_Record list_.
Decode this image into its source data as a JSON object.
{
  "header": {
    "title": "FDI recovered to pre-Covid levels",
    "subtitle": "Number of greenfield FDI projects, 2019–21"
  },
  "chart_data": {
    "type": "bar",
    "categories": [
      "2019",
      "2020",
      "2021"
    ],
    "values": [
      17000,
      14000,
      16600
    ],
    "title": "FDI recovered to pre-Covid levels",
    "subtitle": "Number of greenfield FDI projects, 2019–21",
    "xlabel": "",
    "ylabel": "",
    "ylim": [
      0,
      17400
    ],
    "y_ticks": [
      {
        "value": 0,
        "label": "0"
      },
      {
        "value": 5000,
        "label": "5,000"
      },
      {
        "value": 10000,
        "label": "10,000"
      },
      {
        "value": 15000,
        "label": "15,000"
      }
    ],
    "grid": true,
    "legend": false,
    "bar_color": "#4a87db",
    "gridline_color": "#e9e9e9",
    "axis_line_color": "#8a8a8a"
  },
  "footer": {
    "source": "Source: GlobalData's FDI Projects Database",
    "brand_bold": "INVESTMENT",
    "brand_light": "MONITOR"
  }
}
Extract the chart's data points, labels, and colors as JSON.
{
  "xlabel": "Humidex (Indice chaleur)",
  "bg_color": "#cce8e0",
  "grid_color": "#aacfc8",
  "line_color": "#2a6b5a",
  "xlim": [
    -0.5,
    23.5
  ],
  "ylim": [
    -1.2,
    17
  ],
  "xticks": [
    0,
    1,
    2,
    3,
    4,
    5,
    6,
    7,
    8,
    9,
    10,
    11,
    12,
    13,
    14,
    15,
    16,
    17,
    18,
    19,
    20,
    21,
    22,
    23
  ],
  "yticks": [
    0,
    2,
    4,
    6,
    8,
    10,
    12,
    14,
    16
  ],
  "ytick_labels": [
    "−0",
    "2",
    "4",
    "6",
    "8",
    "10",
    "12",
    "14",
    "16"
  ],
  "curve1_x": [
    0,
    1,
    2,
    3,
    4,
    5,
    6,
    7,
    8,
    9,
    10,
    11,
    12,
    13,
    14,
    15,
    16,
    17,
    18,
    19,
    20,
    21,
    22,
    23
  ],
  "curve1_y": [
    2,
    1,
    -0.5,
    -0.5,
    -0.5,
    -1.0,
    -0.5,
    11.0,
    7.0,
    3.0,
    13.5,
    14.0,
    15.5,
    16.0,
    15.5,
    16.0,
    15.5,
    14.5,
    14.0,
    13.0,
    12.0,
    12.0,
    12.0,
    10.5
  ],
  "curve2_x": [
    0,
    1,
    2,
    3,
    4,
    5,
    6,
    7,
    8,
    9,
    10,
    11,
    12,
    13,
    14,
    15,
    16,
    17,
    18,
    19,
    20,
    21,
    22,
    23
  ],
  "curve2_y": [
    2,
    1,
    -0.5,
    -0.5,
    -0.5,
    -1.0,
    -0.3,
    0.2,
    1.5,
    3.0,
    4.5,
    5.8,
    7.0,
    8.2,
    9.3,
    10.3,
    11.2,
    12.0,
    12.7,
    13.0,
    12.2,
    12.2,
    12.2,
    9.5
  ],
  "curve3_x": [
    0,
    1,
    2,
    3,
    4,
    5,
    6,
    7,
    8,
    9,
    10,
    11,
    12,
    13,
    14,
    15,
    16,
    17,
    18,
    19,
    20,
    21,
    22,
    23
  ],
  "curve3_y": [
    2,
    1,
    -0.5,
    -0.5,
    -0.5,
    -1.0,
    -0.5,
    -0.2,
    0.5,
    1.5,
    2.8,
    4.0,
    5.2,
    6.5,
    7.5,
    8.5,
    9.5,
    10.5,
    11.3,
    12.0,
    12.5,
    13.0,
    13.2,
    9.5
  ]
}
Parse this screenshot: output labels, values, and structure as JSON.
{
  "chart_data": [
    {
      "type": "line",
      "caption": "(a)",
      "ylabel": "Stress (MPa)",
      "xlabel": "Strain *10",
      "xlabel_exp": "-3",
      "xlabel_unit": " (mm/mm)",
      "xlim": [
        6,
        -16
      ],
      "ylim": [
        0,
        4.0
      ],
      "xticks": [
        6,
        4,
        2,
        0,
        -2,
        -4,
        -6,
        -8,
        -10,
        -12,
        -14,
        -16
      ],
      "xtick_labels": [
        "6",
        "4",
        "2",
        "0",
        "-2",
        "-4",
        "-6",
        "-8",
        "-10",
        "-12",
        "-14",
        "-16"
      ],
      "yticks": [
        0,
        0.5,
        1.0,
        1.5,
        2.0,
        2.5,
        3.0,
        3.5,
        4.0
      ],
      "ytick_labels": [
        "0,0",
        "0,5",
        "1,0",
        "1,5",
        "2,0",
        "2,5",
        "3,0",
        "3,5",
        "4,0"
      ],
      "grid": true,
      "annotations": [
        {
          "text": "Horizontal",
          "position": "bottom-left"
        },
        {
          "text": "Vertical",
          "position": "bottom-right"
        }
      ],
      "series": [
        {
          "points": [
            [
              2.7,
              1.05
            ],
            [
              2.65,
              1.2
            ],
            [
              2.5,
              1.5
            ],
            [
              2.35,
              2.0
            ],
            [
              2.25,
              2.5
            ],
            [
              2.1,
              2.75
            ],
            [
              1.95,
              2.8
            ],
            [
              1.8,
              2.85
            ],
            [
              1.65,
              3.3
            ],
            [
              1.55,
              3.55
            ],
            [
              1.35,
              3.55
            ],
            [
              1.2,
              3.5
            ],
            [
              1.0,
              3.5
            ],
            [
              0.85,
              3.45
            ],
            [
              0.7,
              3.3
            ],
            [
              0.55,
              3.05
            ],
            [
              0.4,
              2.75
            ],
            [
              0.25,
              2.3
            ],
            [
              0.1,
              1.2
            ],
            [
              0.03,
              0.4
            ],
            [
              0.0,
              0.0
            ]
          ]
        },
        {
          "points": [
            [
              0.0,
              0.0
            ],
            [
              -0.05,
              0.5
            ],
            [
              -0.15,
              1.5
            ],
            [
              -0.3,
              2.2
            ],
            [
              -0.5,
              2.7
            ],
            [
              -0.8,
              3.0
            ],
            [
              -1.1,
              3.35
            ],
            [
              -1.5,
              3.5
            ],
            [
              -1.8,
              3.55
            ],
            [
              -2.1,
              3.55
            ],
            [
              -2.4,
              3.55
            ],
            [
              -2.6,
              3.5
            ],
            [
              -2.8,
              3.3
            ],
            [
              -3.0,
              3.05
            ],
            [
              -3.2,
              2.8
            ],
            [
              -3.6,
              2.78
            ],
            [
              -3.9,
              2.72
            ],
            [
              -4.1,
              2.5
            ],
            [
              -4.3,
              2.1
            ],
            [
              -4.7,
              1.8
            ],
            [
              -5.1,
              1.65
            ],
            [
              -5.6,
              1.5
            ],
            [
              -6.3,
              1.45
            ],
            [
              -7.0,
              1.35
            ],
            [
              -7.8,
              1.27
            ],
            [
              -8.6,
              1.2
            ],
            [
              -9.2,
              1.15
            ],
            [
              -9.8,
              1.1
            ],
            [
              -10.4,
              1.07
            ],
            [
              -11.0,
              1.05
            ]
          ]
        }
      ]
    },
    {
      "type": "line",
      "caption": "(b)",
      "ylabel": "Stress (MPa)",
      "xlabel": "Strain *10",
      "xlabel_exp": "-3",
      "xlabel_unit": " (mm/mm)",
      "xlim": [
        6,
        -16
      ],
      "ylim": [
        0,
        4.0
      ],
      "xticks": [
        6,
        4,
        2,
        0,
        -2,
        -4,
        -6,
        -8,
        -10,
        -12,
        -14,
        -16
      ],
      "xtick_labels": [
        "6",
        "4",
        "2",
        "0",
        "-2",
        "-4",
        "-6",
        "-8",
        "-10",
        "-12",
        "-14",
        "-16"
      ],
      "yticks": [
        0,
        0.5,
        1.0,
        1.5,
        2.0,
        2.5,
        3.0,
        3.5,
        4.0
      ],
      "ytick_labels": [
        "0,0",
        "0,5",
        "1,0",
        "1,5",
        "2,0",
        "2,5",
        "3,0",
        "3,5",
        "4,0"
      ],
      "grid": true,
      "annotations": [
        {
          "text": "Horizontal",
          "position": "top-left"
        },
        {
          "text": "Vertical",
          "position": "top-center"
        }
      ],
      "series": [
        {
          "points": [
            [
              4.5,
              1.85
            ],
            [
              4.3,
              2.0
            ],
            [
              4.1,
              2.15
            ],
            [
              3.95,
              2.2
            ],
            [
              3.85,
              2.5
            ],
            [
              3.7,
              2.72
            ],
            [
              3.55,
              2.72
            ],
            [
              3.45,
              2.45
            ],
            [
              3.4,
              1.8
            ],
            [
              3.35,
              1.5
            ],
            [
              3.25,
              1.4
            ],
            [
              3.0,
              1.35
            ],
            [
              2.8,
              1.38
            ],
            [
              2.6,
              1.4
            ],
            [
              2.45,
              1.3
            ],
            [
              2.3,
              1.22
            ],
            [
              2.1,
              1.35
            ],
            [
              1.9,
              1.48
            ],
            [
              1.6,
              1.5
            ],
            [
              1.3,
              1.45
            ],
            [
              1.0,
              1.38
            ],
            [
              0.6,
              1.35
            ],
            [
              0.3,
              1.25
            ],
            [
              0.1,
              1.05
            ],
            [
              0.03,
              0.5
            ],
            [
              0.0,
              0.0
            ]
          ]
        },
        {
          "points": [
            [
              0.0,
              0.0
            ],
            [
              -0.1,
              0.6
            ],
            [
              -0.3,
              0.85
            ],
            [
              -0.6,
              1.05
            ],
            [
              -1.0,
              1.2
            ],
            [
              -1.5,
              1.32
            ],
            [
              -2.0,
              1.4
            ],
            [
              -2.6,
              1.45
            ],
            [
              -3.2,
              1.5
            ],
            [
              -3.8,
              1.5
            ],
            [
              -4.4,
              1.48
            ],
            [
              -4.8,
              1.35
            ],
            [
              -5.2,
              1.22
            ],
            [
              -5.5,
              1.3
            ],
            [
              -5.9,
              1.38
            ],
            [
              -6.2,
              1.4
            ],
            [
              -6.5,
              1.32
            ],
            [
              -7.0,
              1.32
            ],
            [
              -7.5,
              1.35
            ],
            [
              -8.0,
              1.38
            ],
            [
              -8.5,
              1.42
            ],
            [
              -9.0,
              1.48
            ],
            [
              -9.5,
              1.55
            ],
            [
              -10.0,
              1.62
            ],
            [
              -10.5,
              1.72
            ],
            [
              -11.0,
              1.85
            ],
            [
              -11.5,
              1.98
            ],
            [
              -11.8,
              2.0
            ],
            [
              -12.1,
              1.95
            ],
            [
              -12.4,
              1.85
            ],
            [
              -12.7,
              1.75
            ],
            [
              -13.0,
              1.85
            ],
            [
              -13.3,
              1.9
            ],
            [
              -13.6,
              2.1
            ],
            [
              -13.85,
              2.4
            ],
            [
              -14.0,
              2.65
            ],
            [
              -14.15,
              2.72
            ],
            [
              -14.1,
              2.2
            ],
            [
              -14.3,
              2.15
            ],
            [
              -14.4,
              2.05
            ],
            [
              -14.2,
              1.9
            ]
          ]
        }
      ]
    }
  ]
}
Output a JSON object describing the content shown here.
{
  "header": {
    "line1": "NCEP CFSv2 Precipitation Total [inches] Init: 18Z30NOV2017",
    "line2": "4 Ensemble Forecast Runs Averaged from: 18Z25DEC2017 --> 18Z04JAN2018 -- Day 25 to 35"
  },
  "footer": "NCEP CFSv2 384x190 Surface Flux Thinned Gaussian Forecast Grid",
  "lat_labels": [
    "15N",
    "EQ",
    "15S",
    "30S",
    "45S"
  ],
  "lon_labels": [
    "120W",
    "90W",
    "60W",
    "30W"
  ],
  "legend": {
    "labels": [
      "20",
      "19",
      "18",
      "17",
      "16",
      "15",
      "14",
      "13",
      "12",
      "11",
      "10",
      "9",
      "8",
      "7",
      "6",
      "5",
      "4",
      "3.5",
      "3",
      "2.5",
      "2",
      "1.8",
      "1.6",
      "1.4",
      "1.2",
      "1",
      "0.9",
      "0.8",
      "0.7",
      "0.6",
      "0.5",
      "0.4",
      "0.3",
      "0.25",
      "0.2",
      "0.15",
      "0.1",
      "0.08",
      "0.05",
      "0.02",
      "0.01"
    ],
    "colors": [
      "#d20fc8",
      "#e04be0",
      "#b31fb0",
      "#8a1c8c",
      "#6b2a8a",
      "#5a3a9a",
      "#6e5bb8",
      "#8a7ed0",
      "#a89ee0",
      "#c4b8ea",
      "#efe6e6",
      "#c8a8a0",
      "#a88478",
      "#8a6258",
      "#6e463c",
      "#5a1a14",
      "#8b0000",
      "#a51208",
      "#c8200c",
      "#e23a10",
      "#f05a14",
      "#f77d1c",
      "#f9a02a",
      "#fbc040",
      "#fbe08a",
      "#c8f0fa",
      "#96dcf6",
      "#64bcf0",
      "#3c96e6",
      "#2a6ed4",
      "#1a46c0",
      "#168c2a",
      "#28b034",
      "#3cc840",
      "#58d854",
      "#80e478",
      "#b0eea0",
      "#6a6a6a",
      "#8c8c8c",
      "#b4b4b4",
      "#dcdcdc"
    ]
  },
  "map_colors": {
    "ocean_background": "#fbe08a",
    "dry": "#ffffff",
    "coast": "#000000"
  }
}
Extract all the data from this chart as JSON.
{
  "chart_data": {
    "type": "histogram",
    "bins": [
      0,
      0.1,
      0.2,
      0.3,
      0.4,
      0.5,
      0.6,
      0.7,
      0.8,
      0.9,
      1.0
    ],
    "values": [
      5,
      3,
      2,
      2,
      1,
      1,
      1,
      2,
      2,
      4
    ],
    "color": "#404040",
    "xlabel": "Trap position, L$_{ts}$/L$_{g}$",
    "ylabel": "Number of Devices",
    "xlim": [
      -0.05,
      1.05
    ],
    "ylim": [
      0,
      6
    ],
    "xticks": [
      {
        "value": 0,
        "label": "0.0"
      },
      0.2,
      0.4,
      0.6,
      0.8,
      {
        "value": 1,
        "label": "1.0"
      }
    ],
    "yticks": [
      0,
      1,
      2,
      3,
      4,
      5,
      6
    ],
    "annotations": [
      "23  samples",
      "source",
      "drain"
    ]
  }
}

_What you are asked to do_. Scan the material above. Copy each line where "type" occurs.

_Result_.
    "type": "bar",
      "type": "line",
      "type": "line",
    "type": "histogram",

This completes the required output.